State how many lines of the data contain the word "content", and write nothing besides the number.

--- Begin Material provided ---

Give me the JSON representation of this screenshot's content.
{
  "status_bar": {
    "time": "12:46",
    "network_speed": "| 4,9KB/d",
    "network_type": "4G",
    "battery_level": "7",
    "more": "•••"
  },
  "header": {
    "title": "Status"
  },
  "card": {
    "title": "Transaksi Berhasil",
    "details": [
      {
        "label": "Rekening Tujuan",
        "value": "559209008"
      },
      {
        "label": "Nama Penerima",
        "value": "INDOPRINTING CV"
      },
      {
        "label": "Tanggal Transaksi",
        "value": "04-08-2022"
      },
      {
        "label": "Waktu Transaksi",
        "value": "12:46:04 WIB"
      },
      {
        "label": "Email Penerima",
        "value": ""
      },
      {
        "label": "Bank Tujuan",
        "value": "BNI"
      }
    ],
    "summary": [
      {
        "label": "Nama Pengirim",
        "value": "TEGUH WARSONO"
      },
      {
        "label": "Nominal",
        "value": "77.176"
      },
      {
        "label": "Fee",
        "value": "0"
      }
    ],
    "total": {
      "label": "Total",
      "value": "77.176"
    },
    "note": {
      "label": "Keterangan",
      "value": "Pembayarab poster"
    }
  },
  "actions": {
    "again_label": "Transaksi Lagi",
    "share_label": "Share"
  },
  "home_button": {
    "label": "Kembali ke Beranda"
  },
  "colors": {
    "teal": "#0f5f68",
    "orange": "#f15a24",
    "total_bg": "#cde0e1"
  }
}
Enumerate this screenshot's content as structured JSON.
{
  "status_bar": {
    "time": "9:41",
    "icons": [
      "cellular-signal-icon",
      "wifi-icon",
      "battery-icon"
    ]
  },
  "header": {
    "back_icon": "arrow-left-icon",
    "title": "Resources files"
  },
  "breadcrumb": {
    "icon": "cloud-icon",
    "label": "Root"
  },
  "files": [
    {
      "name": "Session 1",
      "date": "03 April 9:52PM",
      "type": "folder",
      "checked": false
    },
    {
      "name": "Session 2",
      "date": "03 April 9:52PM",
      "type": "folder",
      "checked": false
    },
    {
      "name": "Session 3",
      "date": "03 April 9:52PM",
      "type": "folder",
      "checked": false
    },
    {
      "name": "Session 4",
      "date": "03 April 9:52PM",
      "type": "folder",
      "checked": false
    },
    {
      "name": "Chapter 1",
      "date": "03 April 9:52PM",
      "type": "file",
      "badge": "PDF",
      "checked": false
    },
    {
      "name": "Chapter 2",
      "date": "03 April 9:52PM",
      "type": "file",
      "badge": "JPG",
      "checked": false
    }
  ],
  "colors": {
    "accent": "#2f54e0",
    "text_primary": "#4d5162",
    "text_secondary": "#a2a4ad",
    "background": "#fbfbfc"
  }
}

--- End Material provided ---

* **Reply**
2